- WHAT NEEDS TO BE DONE -
Please read the records below and return each line holding the string "label".

- SUPPLIED ENTRIES -

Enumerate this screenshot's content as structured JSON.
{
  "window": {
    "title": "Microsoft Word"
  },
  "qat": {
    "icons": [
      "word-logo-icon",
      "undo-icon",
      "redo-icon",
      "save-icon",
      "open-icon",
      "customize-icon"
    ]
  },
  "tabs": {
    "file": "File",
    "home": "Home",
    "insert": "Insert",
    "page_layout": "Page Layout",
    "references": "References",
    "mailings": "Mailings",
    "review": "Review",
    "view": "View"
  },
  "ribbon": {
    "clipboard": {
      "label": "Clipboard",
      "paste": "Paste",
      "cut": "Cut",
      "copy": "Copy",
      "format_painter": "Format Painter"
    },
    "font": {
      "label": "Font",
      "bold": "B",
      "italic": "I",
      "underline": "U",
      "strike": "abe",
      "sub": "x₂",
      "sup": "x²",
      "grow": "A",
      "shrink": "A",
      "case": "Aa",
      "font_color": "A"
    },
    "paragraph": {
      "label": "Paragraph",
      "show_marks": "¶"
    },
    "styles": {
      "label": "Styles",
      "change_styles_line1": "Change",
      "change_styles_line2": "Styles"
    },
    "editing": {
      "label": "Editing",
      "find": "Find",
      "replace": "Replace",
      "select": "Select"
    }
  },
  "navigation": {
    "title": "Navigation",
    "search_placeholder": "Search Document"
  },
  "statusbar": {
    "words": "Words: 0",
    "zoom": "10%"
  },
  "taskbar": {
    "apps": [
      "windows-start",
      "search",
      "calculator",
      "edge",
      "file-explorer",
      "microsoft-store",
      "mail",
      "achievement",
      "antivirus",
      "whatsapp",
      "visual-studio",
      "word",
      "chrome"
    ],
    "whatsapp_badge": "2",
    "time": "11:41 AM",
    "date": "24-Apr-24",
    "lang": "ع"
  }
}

- RESPONSE BOX -
      "label": "Clipboard",
      "label": "Font",
      "label": "Paragraph",
      "label": "Styles",
      "label": "Editing",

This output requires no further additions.